[START OF Records provided]

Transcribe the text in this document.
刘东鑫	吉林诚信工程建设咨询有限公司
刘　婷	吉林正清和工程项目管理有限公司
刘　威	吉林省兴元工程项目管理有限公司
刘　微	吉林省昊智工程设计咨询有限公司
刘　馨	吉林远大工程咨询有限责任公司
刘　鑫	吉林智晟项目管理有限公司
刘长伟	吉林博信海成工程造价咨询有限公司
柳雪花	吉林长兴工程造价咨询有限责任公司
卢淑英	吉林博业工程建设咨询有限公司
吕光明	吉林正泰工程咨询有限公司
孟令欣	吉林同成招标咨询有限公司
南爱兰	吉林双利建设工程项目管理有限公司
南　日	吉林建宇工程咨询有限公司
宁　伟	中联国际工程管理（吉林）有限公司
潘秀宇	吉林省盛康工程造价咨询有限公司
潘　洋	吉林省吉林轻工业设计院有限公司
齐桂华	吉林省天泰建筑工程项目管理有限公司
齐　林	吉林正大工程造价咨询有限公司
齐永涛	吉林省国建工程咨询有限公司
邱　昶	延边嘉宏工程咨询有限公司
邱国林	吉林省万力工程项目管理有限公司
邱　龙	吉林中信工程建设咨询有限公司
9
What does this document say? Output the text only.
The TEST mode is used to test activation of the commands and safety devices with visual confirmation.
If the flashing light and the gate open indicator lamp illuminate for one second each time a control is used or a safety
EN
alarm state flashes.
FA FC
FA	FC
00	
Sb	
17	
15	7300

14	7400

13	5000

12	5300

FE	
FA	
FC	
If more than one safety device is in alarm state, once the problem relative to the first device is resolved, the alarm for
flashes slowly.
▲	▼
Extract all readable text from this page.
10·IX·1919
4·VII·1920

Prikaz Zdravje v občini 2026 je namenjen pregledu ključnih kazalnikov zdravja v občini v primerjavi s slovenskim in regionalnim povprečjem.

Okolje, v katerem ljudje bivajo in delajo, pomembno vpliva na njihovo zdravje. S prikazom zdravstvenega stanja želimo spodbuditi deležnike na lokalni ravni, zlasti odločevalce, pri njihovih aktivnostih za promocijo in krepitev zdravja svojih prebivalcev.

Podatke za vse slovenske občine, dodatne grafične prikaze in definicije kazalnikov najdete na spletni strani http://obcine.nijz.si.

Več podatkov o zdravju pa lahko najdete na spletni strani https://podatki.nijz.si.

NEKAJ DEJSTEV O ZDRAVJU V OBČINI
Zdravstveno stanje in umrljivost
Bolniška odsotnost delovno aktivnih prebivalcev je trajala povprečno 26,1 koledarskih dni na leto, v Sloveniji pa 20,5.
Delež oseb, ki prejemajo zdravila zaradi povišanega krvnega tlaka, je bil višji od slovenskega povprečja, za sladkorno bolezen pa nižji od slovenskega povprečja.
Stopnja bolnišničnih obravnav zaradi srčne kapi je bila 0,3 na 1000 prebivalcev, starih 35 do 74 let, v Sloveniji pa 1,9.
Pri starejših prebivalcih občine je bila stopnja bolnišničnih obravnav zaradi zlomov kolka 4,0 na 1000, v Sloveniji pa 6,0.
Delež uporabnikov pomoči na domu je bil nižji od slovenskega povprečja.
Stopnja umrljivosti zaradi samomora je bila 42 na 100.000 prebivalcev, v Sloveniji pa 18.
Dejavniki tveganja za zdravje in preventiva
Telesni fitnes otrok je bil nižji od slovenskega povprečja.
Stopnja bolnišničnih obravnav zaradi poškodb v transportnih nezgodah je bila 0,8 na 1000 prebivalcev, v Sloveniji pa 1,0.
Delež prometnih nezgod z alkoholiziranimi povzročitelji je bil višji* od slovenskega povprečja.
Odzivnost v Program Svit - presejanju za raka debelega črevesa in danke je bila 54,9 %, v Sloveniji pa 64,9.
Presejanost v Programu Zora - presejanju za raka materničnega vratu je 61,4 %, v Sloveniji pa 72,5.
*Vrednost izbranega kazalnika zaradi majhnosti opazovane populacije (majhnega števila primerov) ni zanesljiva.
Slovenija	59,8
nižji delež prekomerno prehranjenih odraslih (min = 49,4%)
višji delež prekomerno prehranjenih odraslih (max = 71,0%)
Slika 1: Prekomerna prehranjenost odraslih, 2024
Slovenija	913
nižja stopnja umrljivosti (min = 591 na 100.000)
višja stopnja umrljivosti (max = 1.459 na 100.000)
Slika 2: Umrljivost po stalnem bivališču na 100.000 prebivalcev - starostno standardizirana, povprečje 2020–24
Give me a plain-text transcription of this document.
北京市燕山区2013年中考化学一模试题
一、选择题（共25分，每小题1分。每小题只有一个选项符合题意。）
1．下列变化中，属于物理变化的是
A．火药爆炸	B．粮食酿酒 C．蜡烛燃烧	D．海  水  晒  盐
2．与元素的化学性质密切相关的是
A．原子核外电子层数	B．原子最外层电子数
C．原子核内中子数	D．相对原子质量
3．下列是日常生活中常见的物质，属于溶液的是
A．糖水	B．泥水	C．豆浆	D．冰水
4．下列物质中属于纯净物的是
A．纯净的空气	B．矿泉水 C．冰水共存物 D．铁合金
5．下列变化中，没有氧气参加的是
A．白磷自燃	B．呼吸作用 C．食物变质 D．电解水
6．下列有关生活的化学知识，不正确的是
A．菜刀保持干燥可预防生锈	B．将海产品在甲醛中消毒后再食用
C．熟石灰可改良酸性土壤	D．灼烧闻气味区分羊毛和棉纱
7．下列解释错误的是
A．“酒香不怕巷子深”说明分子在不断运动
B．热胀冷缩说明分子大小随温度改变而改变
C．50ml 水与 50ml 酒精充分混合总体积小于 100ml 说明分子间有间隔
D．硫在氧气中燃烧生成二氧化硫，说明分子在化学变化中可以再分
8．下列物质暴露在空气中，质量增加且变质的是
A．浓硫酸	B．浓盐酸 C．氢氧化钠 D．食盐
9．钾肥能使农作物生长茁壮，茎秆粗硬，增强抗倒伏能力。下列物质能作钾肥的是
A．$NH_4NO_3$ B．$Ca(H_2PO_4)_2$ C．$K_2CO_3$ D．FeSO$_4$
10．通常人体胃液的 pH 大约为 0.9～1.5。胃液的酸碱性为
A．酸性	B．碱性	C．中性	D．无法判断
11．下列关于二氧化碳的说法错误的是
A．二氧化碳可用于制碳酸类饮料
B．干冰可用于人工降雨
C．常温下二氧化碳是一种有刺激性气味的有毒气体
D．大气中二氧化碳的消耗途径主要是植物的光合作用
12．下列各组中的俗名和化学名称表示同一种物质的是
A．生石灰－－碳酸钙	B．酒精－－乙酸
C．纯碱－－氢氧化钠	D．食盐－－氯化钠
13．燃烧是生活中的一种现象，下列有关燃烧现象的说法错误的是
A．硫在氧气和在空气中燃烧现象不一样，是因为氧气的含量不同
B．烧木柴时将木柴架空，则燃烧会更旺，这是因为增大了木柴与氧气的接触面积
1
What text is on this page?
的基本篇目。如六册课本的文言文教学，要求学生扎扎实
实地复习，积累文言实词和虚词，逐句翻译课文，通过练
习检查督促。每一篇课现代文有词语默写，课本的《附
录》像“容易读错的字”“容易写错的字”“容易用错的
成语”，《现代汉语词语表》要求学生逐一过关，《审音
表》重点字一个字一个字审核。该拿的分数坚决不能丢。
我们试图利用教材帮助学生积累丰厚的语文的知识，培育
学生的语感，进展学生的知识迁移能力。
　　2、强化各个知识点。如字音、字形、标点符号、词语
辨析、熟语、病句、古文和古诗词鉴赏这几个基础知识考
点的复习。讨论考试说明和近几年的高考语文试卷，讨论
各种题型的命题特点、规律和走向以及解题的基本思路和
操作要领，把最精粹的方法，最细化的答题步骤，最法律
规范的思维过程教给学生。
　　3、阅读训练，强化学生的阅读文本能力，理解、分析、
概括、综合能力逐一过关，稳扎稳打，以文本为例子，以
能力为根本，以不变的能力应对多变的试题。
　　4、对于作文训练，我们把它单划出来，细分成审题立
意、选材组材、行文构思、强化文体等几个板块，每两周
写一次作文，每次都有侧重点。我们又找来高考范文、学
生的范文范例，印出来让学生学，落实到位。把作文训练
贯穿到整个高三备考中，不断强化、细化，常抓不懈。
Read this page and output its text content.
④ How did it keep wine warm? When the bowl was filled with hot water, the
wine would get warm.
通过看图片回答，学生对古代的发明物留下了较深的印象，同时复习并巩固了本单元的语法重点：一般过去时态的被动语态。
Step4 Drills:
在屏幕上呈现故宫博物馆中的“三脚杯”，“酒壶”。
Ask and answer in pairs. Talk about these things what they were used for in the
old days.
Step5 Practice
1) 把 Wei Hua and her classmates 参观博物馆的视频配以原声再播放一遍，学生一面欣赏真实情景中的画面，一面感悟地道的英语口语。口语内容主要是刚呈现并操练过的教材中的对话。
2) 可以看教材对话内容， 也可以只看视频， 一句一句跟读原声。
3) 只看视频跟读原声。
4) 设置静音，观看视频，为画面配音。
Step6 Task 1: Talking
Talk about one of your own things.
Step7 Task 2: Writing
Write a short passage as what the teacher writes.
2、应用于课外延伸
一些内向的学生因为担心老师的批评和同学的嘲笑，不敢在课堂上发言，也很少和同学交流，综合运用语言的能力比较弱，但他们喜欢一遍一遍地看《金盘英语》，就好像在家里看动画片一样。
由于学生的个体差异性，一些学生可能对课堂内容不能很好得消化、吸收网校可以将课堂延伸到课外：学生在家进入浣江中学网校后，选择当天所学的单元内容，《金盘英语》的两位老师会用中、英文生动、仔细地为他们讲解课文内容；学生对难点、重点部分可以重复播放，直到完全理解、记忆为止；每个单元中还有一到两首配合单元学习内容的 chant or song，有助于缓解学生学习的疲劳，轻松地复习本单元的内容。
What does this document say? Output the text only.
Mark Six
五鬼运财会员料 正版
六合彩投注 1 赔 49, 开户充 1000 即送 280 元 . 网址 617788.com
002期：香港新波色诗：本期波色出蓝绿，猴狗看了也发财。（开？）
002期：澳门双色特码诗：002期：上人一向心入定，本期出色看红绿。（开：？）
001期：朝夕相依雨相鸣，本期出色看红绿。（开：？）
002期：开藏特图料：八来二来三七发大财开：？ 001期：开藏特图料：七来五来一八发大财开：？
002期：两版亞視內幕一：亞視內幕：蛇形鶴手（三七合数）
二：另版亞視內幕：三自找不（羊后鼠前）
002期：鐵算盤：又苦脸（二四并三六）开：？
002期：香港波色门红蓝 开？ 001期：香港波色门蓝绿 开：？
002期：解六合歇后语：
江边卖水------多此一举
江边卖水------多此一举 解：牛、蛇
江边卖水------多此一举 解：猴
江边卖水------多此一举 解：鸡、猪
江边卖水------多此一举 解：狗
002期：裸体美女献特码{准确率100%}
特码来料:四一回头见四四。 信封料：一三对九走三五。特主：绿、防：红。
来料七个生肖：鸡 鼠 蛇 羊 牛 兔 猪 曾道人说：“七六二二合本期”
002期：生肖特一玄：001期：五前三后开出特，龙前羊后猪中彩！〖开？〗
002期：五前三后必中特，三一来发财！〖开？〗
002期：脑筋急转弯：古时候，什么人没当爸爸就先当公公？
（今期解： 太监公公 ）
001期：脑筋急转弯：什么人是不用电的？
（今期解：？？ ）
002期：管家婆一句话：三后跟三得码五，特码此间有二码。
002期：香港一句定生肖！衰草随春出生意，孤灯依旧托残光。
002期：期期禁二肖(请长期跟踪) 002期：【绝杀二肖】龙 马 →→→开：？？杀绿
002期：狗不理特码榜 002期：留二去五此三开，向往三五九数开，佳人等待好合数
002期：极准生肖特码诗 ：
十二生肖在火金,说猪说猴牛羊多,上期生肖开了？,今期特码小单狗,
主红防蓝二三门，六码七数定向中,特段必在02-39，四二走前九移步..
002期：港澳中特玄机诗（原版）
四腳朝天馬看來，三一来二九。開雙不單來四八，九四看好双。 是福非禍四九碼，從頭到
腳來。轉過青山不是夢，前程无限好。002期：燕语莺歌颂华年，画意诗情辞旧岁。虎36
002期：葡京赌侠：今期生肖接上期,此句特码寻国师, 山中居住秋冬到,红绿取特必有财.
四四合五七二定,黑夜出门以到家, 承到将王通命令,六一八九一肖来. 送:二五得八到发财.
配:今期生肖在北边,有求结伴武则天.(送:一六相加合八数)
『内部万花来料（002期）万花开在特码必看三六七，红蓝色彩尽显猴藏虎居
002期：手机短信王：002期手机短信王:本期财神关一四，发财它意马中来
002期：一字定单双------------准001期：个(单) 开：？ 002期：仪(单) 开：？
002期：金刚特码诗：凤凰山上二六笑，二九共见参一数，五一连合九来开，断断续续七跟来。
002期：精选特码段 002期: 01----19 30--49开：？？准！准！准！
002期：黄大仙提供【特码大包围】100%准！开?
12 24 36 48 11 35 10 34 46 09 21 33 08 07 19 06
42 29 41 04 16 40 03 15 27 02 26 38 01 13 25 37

[END OF Records provided]

Task -> Show every line of the records above that contains the word "prekomerno".

Final result ->
nižji delež prekomerno prehranjenih odraslih (min = 49,4%)
višji delež prekomerno prehranjenih odraslih (max = 71,0%)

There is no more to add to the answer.